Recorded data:
## begin

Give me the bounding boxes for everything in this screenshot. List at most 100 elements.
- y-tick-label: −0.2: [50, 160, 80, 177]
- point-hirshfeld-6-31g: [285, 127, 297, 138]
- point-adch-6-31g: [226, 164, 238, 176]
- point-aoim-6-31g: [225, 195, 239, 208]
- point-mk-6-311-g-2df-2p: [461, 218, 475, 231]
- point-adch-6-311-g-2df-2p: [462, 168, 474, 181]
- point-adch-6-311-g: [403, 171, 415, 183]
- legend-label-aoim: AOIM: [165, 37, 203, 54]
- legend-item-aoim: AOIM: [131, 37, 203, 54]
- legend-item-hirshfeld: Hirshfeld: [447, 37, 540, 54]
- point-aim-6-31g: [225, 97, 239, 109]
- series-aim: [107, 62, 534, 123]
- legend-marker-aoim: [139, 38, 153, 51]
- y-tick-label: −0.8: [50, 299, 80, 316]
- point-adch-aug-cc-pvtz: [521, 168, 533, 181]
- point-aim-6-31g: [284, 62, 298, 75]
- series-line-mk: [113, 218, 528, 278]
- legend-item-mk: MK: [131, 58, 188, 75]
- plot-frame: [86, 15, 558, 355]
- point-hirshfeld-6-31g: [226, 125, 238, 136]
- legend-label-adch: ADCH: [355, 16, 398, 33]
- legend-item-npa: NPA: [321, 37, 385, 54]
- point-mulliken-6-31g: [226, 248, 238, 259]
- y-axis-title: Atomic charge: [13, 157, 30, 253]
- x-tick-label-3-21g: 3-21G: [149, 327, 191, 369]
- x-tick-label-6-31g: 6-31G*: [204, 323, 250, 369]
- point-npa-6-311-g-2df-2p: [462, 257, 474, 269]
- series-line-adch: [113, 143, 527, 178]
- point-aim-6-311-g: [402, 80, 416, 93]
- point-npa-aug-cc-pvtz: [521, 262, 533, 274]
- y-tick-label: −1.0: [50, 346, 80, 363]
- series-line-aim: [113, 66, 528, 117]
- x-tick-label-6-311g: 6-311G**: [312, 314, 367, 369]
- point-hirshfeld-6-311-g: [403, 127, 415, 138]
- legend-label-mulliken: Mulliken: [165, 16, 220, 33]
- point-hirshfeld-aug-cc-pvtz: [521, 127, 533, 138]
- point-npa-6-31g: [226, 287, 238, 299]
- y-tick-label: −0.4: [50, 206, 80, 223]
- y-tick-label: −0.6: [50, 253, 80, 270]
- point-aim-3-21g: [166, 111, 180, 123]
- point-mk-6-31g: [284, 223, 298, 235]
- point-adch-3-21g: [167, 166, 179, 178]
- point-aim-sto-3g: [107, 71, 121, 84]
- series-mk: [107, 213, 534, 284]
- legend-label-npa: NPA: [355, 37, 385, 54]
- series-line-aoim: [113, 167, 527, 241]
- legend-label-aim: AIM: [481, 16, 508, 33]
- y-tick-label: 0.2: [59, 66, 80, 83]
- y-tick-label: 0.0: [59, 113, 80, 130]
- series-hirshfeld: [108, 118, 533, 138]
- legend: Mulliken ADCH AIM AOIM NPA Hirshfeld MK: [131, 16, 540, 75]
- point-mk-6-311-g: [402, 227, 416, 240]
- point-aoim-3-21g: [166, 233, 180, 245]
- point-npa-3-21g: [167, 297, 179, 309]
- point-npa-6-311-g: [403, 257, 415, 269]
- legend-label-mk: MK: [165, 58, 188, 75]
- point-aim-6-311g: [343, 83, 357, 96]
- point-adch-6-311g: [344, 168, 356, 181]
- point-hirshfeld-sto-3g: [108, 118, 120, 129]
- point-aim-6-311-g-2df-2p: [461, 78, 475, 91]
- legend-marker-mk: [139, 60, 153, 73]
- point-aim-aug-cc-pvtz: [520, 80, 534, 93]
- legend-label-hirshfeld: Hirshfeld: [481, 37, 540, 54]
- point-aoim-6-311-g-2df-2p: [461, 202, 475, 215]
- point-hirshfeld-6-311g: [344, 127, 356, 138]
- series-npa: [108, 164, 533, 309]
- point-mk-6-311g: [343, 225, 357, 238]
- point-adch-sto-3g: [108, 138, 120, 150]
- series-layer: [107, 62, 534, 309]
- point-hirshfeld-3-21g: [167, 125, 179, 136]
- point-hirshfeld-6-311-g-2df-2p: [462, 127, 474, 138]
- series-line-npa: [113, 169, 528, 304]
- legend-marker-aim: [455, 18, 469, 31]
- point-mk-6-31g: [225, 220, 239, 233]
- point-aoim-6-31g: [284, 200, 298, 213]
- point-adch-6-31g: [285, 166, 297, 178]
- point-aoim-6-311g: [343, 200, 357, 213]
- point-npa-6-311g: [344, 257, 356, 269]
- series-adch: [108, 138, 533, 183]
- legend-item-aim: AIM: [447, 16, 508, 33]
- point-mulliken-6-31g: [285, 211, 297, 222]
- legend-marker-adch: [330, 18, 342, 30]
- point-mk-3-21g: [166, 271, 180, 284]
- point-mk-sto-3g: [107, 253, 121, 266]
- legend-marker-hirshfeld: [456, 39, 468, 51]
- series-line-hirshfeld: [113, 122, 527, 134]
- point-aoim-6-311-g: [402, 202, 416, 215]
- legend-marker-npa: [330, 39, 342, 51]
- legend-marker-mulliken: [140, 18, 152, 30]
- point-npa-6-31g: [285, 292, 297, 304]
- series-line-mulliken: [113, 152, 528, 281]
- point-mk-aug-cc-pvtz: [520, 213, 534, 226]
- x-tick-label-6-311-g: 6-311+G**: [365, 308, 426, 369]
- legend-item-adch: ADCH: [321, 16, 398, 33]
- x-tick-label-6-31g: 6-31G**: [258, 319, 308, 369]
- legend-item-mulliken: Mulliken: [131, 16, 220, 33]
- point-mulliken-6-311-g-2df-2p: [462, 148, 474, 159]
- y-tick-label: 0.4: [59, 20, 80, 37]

## end

Work instructions -
In every row, rename "legend-marker" to "legend-swatch" and leave all other text unchanged.

Solution for this exercise -
Give me the bounding boxes for everything in this screenshot. List at most 100 elements.
- y-tick-label: −0.2: [50, 160, 80, 177]
- point-hirshfeld-6-31g: [285, 127, 297, 138]
- point-adch-6-31g: [226, 164, 238, 176]
- point-aoim-6-31g: [225, 195, 239, 208]
- point-mk-6-311-g-2df-2p: [461, 218, 475, 231]
- point-adch-6-311-g-2df-2p: [462, 168, 474, 181]
- point-adch-6-311-g: [403, 171, 415, 183]
- legend-label-aoim: AOIM: [165, 37, 203, 54]
- legend-item-aoim: AOIM: [131, 37, 203, 54]
- legend-item-hirshfeld: Hirshfeld: [447, 37, 540, 54]
- point-aim-6-31g: [225, 97, 239, 109]
- series-aim: [107, 62, 534, 123]
- legend-swatch-aoim: [139, 38, 153, 51]
- y-tick-label: −0.8: [50, 299, 80, 316]
- point-adch-aug-cc-pvtz: [521, 168, 533, 181]
- point-aim-6-31g: [284, 62, 298, 75]
- series-line-mk: [113, 218, 528, 278]
- legend-item-mk: MK: [131, 58, 188, 75]
- plot-frame: [86, 15, 558, 355]
- point-hirshfeld-6-31g: [226, 125, 238, 136]
- legend-label-adch: ADCH: [355, 16, 398, 33]
- legend-item-npa: NPA: [321, 37, 385, 54]
- point-mulliken-6-31g: [226, 248, 238, 259]
- y-axis-title: Atomic charge: [13, 157, 30, 253]
- x-tick-label-3-21g: 3-21G: [149, 327, 191, 369]
- x-tick-label-6-31g: 6-31G*: [204, 323, 250, 369]
- point-npa-6-311-g-2df-2p: [462, 257, 474, 269]
- series-line-adch: [113, 143, 527, 178]
- point-aim-6-311-g: [402, 80, 416, 93]
- point-npa-aug-cc-pvtz: [521, 262, 533, 274]
- y-tick-label: −1.0: [50, 346, 80, 363]
- series-line-aim: [113, 66, 528, 117]
- x-tick-label-6-311g: 6-311G**: [312, 314, 367, 369]
- point-hirshfeld-6-311-g: [403, 127, 415, 138]
- legend-label-mulliken: Mulliken: [165, 16, 220, 33]
- point-hirshfeld-aug-cc-pvtz: [521, 127, 533, 138]
- point-npa-6-31g: [226, 287, 238, 299]
- y-tick-label: −0.4: [50, 206, 80, 223]
- y-tick-label: −0.6: [50, 253, 80, 270]
- point-aim-3-21g: [166, 111, 180, 123]
- point-mk-6-31g: [284, 223, 298, 235]
- point-adch-3-21g: [167, 166, 179, 178]
- point-aim-sto-3g: [107, 71, 121, 84]
- series-mk: [107, 213, 534, 284]
- legend-label-npa: NPA: [355, 37, 385, 54]
- series-line-aoim: [113, 167, 527, 241]
- legend-label-aim: AIM: [481, 16, 508, 33]
- y-tick-label: 0.2: [59, 66, 80, 83]
- y-tick-label: 0.0: [59, 113, 80, 130]
- series-hirshfeld: [108, 118, 533, 138]
- legend: Mulliken ADCH AIM AOIM NPA Hirshfeld MK: [131, 16, 540, 75]
- point-mk-6-311-g: [402, 227, 416, 240]
- point-aoim-3-21g: [166, 233, 180, 245]
- point-npa-3-21g: [167, 297, 179, 309]
- point-npa-6-311-g: [403, 257, 415, 269]
- legend-label-mk: MK: [165, 58, 188, 75]
- point-aim-6-311g: [343, 83, 357, 96]
- point-adch-6-311g: [344, 168, 356, 181]
- point-hirshfeld-sto-3g: [108, 118, 120, 129]
- point-aim-6-311-g-2df-2p: [461, 78, 475, 91]
- legend-swatch-mk: [139, 60, 153, 73]
- point-aim-aug-cc-pvtz: [520, 80, 534, 93]
- legend-label-hirshfeld: Hirshfeld: [481, 37, 540, 54]
- point-aoim-6-311-g-2df-2p: [461, 202, 475, 215]
- point-hirshfeld-6-311g: [344, 127, 356, 138]
- series-npa: [108, 164, 533, 309]
- point-mk-6-311g: [343, 225, 357, 238]
- point-adch-sto-3g: [108, 138, 120, 150]
- series-layer: [107, 62, 534, 309]
- point-hirshfeld-3-21g: [167, 125, 179, 136]
- point-hirshfeld-6-311-g-2df-2p: [462, 127, 474, 138]
- series-line-npa: [113, 169, 528, 304]
- legend-swatch-aim: [455, 18, 469, 31]
- point-mk-6-31g: [225, 220, 239, 233]
- point-aoim-6-31g: [284, 200, 298, 213]
- point-adch-6-31g: [285, 166, 297, 178]
- point-aoim-6-311g: [343, 200, 357, 213]
- point-npa-6-311g: [344, 257, 356, 269]
- series-adch: [108, 138, 533, 183]
- legend-item-aim: AIM: [447, 16, 508, 33]
- point-mulliken-6-31g: [285, 211, 297, 222]
- legend-swatch-adch: [330, 18, 342, 30]
- point-mk-3-21g: [166, 271, 180, 284]
- point-mk-sto-3g: [107, 253, 121, 266]
- legend-swatch-hirshfeld: [456, 39, 468, 51]
- series-line-hirshfeld: [113, 122, 527, 134]
- point-aoim-6-311-g: [402, 202, 416, 215]
- legend-swatch-npa: [330, 39, 342, 51]
- legend-swatch-mulliken: [140, 18, 152, 30]
- point-npa-6-31g: [285, 292, 297, 304]
- series-line-mulliken: [113, 152, 528, 281]
- point-mk-aug-cc-pvtz: [520, 213, 534, 226]
- x-tick-label-6-311-g: 6-311+G**: [365, 308, 426, 369]
- legend-item-adch: ADCH: [321, 16, 398, 33]
- x-tick-label-6-31g: 6-31G**: [258, 319, 308, 369]
- legend-item-mulliken: Mulliken: [131, 16, 220, 33]
- point-mulliken-6-311-g-2df-2p: [462, 148, 474, 159]
- y-tick-label: 0.4: [59, 20, 80, 37]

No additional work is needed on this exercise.